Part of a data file
■ ■ ■

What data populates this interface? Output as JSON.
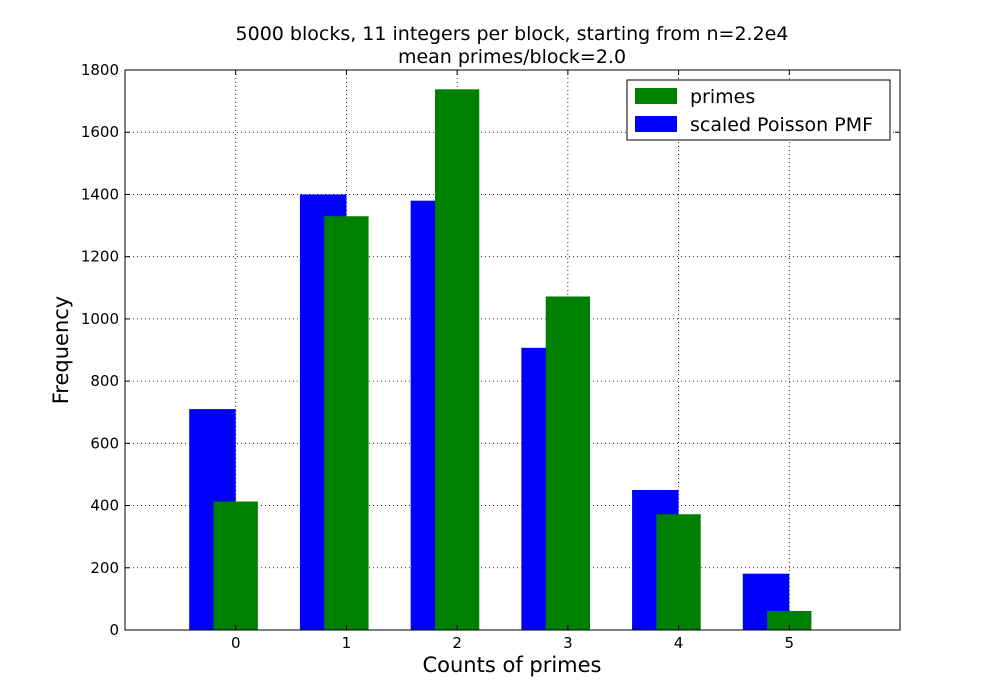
{
  "chart_data": {
    "type": "bar",
    "title": "5000 blocks, 11 integers per block, starting from n=2.2e4",
    "subtitle": "mean primes/block=2.0",
    "xlabel": "Counts of primes",
    "ylabel": "Frequency",
    "categories": [
      "0",
      "1",
      "2",
      "3",
      "4",
      "5"
    ],
    "xlim": [
      -1,
      6
    ],
    "ylim": [
      0,
      1800
    ],
    "yticks": [
      0,
      200,
      400,
      600,
      800,
      1000,
      1200,
      1400,
      1600,
      1800
    ],
    "grid": true,
    "legend_position": "top-right",
    "series": [
      {
        "name": "scaled Poisson PMF",
        "color": "#0000ff",
        "values": [
          710,
          1400,
          1380,
          907,
          450,
          181
        ]
      },
      {
        "name": "primes",
        "color": "#008000",
        "values": [
          413,
          1330,
          1738,
          1072,
          372,
          61
        ]
      }
    ],
    "legend_order": [
      "primes",
      "scaled Poisson PMF"
    ]
  }
}
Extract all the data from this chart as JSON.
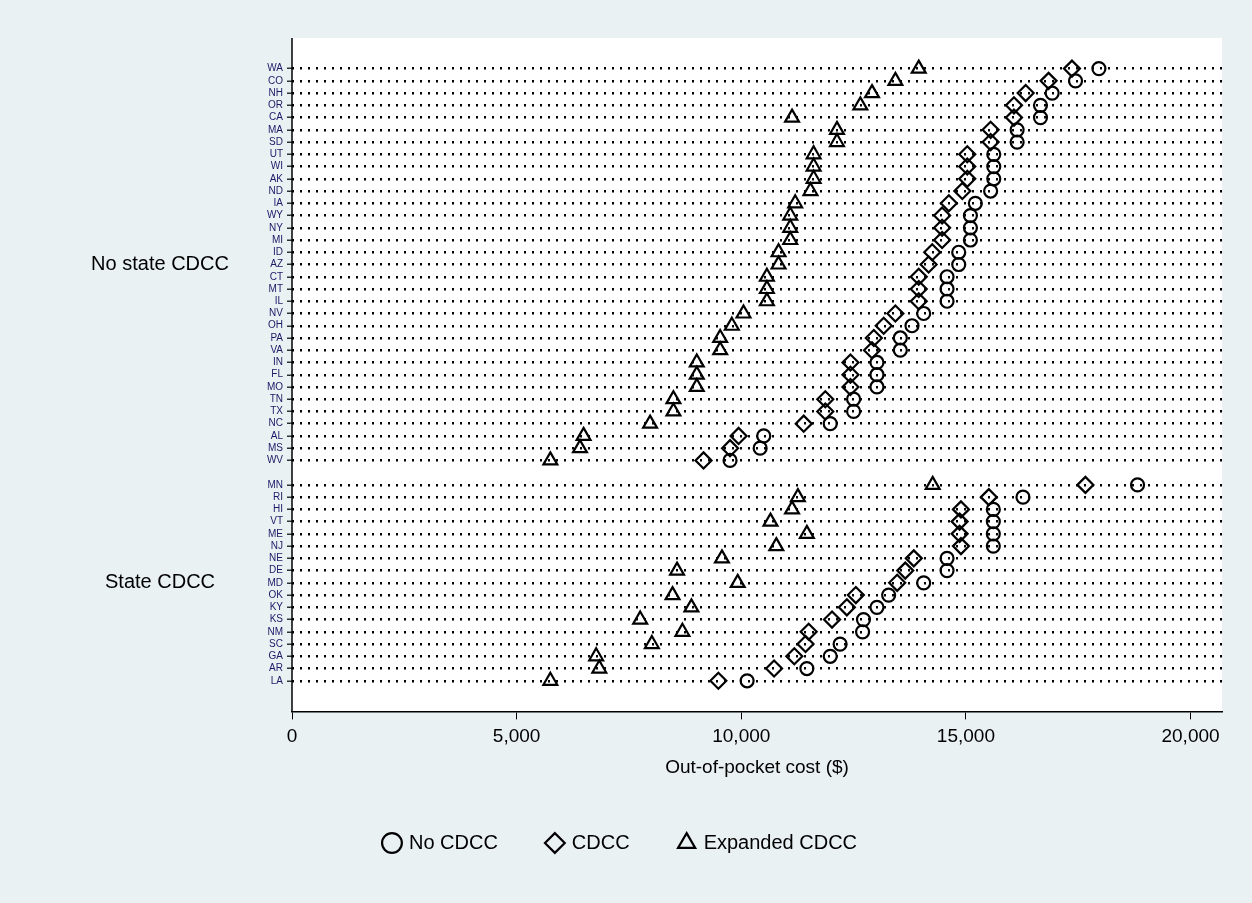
{
  "chart_data": {
    "type": "scatter",
    "orientation": "horizontal",
    "categories": [
      "WA",
      "CO",
      "NH",
      "OR",
      "CA",
      "MA",
      "SD",
      "UT",
      "WI",
      "AK",
      "ND",
      "IA",
      "WY",
      "NY",
      "MI",
      "ID",
      "AZ",
      "CT",
      "MT",
      "IL",
      "NV",
      "OH",
      "PA",
      "VA",
      "IN",
      "FL",
      "MO",
      "TN",
      "TX",
      "NC",
      "AL",
      "MS",
      "WV",
      null,
      "MN",
      "RI",
      "HI",
      "VT",
      "ME",
      "NJ",
      "NE",
      "DE",
      "MD",
      "OK",
      "KY",
      "KS",
      "NM",
      "SC",
      "GA",
      "AR",
      "LA"
    ],
    "series": [
      {
        "name": "No CDCC",
        "color": "#000000",
        "marker": "circle",
        "values": [
          17960,
          17440,
          16920,
          16660,
          16660,
          16140,
          16140,
          15620,
          15620,
          15620,
          15550,
          15210,
          15100,
          15100,
          15100,
          14840,
          14840,
          14580,
          14580,
          14580,
          14060,
          13800,
          13540,
          13540,
          13020,
          13020,
          13020,
          12500,
          12500,
          11980,
          10500,
          10420,
          9750,
          null,
          18820,
          16270,
          15610,
          15610,
          15610,
          15610,
          14580,
          14580,
          14060,
          13280,
          13020,
          12720,
          12700,
          12200,
          11980,
          11460,
          10130
        ]
      },
      {
        "name": "CDCC",
        "color": "#000000",
        "marker": "diamond",
        "values": [
          17360,
          16840,
          16330,
          16070,
          16070,
          15550,
          15550,
          15030,
          15030,
          15030,
          14920,
          14620,
          14470,
          14470,
          14470,
          14250,
          14170,
          13950,
          13950,
          13950,
          13430,
          13170,
          12950,
          12910,
          12430,
          12430,
          12430,
          11870,
          11870,
          11390,
          9940,
          9750,
          9160,
          null,
          17660,
          15510,
          14890,
          14860,
          14860,
          14890,
          13840,
          13650,
          13470,
          12550,
          12350,
          12020,
          11500,
          11430,
          11180,
          10730,
          9490
        ]
      },
      {
        "name": "Expanded CDCC",
        "color": "#000000",
        "marker": "triangle",
        "values": [
          13950,
          13430,
          12910,
          12650,
          11130,
          12130,
          12130,
          11610,
          11610,
          11610,
          11540,
          11200,
          11090,
          11090,
          11090,
          10830,
          10830,
          10570,
          10570,
          10570,
          10050,
          9790,
          9530,
          9530,
          9010,
          9010,
          9010,
          8490,
          8490,
          7970,
          6490,
          6410,
          5750,
          null,
          14260,
          11260,
          11130,
          10650,
          11460,
          10780,
          9570,
          8570,
          9920,
          8470,
          8890,
          7750,
          8690,
          8010,
          6770,
          6840,
          5750
        ]
      }
    ],
    "xlabel": "Out-of-pocket cost ($)",
    "xlim": [
      0,
      20700
    ],
    "xticks": [
      0,
      {
        "value": 5000,
        "label": "5,000"
      },
      {
        "value": 10000,
        "label": "10,000"
      },
      {
        "value": 15000,
        "label": "15,000"
      },
      {
        "value": 20000,
        "label": "20,000"
      }
    ],
    "annotations": [
      "No state CDCC",
      "State CDCC"
    ],
    "grid": "y",
    "legend": "bottom"
  }
}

■ ■ ■

Using the records above, output their complete text exactly, minus any images.

Output below
What data populates this interface? Output as JSON.
{
  "chart_data": {
    "type": "bar",
    "title": "5000 blocks, 11 integers per block, starting from n=2.2e4",
    "subtitle": "mean primes/block=2.0",
    "xlabel": "Counts of primes",
    "ylabel": "Frequency",
    "categories": [
      "0",
      "1",
      "2",
      "3",
      "4",
      "5"
    ],
    "xlim": [
      -1,
      6
    ],
    "ylim": [
      0,
      1800
    ],
    "yticks": [
      0,
      200,
      400,
      600,
      800,
      1000,
      1200,
      1400,
      1600,
      1800
    ],
    "grid": true,
    "legend_position": "top-right",
    "series": [
      {
        "name": "scaled Poisson PMF",
        "color": "#0000ff",
        "values": [
          710,
          1400,
          1380,
          907,
          450,
          181
        ]
      },
      {
        "name": "primes",
        "color": "#008000",
        "values": [
          413,
          1330,
          1738,
          1072,
          372,
          61
        ]
      }
    ],
    "legend_order": [
      "primes",
      "scaled Poisson PMF"
    ]
  }
}
Extract all the data from this chart as JSON.
{
  "chart_data": {
    "type": "scatter",
    "orientation": "horizontal",
    "categories": [
      "WA",
      "CO",
      "NH",
      "OR",
      "CA",
      "MA",
      "SD",
      "UT",
      "WI",
      "AK",
      "ND",
      "IA",
      "WY",
      "NY",
      "MI",
      "ID",
      "AZ",
      "CT",
      "MT",
      "IL",
      "NV",
      "OH",
      "PA",
      "VA",
      "IN",
      "FL",
      "MO",
      "TN",
      "TX",
      "NC",
      "AL",
      "MS",
      "WV",
      null,
      "MN",
      "RI",
      "HI",
      "VT",
      "ME",
      "NJ",
      "NE",
      "DE",
      "MD",
      "OK",
      "KY",
      "KS",
      "NM",
      "SC",
      "GA",
      "AR",
      "LA"
    ],
    "series": [
      {
        "name": "No CDCC",
        "color": "#000000",
        "marker": "circle",
        "values": [
          17960,
          17440,
          16920,
          16660,
          16660,
          16140,
          16140,
          15620,
          15620,
          15620,
          15550,
          15210,
          15100,
          15100,
          15100,
          14840,
          14840,
          14580,
          14580,
          14580,
          14060,
          13800,
          13540,
          13540,
          13020,
          13020,
          13020,
          12500,
          12500,
          11980,
          10500,
          10420,
          9750,
          null,
          18820,
          16270,
          15610,
          15610,
          15610,
          15610,
          14580,
          14580,
          14060,
          13280,
          13020,
          12720,
          12700,
          12200,
          11980,
          11460,
          10130
        ]
      },
      {
        "name": "CDCC",
        "color": "#000000",
        "marker": "diamond",
        "values": [
          17360,
          16840,
          16330,
          16070,
          16070,
          15550,
          15550,
          15030,
          15030,
          15030,
          14920,
          14620,
          14470,
          14470,
          14470,
          14250,
          14170,
          13950,
          13950,
          13950,
          13430,
          13170,
          12950,
          12910,
          12430,
          12430,
          12430,
          11870,
          11870,
          11390,
          9940,
          9750,
          9160,
          null,
          17660,
          15510,
          14890,
          14860,
          14860,
          14890,
          13840,
          13650,
          13470,
          12550,
          12350,
          12020,
          11500,
          11430,
          11180,
          10730,
          9490
        ]
      },
      {
        "name": "Expanded CDCC",
        "color": "#000000",
        "marker": "triangle",
        "values": [
          13950,
          13430,
          12910,
          12650,
          11130,
          12130,
          12130,
          11610,
          11610,
          11610,
          11540,
          11200,
          11090,
          11090,
          11090,
          10830,
          10830,
          10570,
          10570,
          10570,
          10050,
          9790,
          9530,
          9530,
          9010,
          9010,
          9010,
          8490,
          8490,
          7970,
          6490,
          6410,
          5750,
          null,
          14260,
          11260,
          11130,
          10650,
          11460,
          10780,
          9570,
          8570,
          9920,
          8470,
          8890,
          7750,
          8690,
          8010,
          6770,
          6840,
          5750
        ]
      }
    ],
    "xlabel": "Out-of-pocket cost ($)",
    "xlim": [
      0,
      20700
    ],
    "xticks": [
      0,
      {
        "value": 5000,
        "label": "5,000"
      },
      {
        "value": 10000,
        "label": "10,000"
      },
      {
        "value": 15000,
        "label": "15,000"
      },
      {
        "value": 20000,
        "label": "20,000"
      }
    ],
    "annotations": [
      "No state CDCC",
      "State CDCC"
    ],
    "grid": "y",
    "legend": "bottom"
  }
}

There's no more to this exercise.